WHAT IS NEEDED:
Write out the listing below exactly, and omit any images you find in it.

════════════════

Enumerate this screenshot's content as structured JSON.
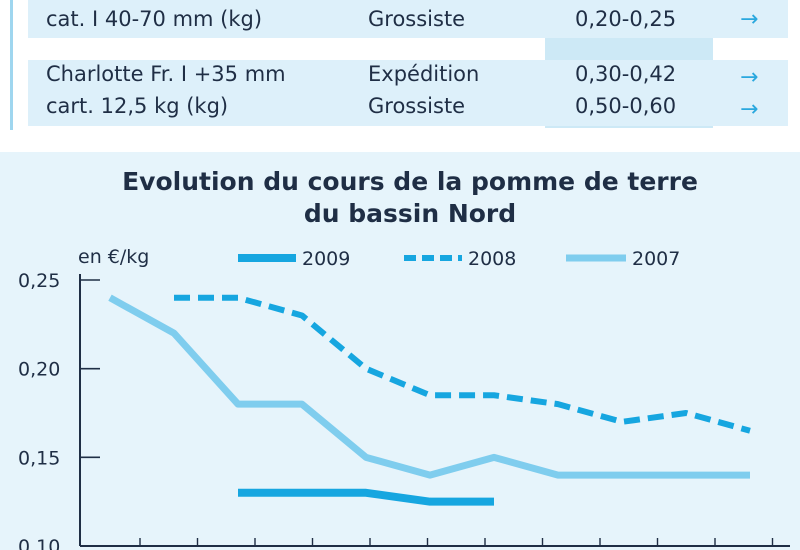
{
  "table": {
    "rows": [
      {
        "lines": [
          {
            "label": "cat. I 40-70 mm (kg)",
            "stage": "Grossiste",
            "price": "0,20-0,25",
            "trend": "→"
          }
        ]
      },
      {
        "lines": [
          {
            "label": "Charlotte Fr. I +35 mm",
            "stage": "Expédition",
            "price": "0,30-0,42",
            "trend": "→"
          },
          {
            "label": "cart. 12,5 kg (kg)",
            "stage": "Grossiste",
            "price": "0,50-0,60",
            "trend": "→"
          }
        ]
      }
    ]
  },
  "chart_data": {
    "type": "line",
    "title_lines": [
      "Evolution du cours de la pomme de terre",
      "du bassin Nord"
    ],
    "unit_label": "en €/kg",
    "y_ticks": [
      "0,25",
      "0,20",
      "0,15",
      "0,10"
    ],
    "ylim": [
      0.1,
      0.25
    ],
    "x_count": 12,
    "legend_placement": "top",
    "series": [
      {
        "name": "2009",
        "style": "solid-thick",
        "color": "#16a6e0",
        "values": [
          null,
          null,
          0.13,
          0.13,
          0.13,
          0.125,
          0.125,
          null,
          null,
          null,
          null,
          null
        ]
      },
      {
        "name": "2008",
        "style": "dashed",
        "color": "#16a6e0",
        "values": [
          null,
          0.24,
          0.24,
          0.23,
          0.2,
          0.185,
          0.185,
          0.18,
          0.17,
          0.175,
          0.165,
          null
        ]
      },
      {
        "name": "2007",
        "style": "solid-light",
        "color": "#7fcdee",
        "values": [
          0.24,
          0.22,
          0.18,
          0.18,
          0.15,
          0.14,
          0.15,
          0.14,
          0.14,
          0.14,
          0.14,
          null
        ]
      }
    ]
  }
}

════════════════

WRITTEN RESPONSE:
Enumerate this screenshot's content as structured JSON.
{
  "table": {
    "rows": [
      {
        "lines": [
          {
            "label": "cat. I 40-70 mm (kg)",
            "stage": "Grossiste",
            "price": "0,20-0,25",
            "trend": "→"
          }
        ]
      },
      {
        "lines": [
          {
            "label": "Charlotte Fr. I +35 mm",
            "stage": "Expédition",
            "price": "0,30-0,42",
            "trend": "→"
          },
          {
            "label": "cart. 12,5 kg (kg)",
            "stage": "Grossiste",
            "price": "0,50-0,60",
            "trend": "→"
          }
        ]
      }
    ]
  },
  "chart_data": {
    "type": "line",
    "title_lines": [
      "Evolution du cours de la pomme de terre",
      "du bassin Nord"
    ],
    "unit_label": "en €/kg",
    "y_ticks": [
      "0,25",
      "0,20",
      "0,15",
      "0,10"
    ],
    "ylim": [
      0.1,
      0.25
    ],
    "x_count": 12,
    "legend_placement": "top",
    "series": [
      {
        "name": "2009",
        "style": "solid-thick",
        "color": "#16a6e0",
        "values": [
          null,
          null,
          0.13,
          0.13,
          0.13,
          0.125,
          0.125,
          null,
          null,
          null,
          null,
          null
        ]
      },
      {
        "name": "2008",
        "style": "dashed",
        "color": "#16a6e0",
        "values": [
          null,
          0.24,
          0.24,
          0.23,
          0.2,
          0.185,
          0.185,
          0.18,
          0.17,
          0.175,
          0.165,
          null
        ]
      },
      {
        "name": "2007",
        "style": "solid-light",
        "color": "#7fcdee",
        "values": [
          0.24,
          0.22,
          0.18,
          0.18,
          0.15,
          0.14,
          0.15,
          0.14,
          0.14,
          0.14,
          0.14,
          null
        ]
      }
    ]
  }
}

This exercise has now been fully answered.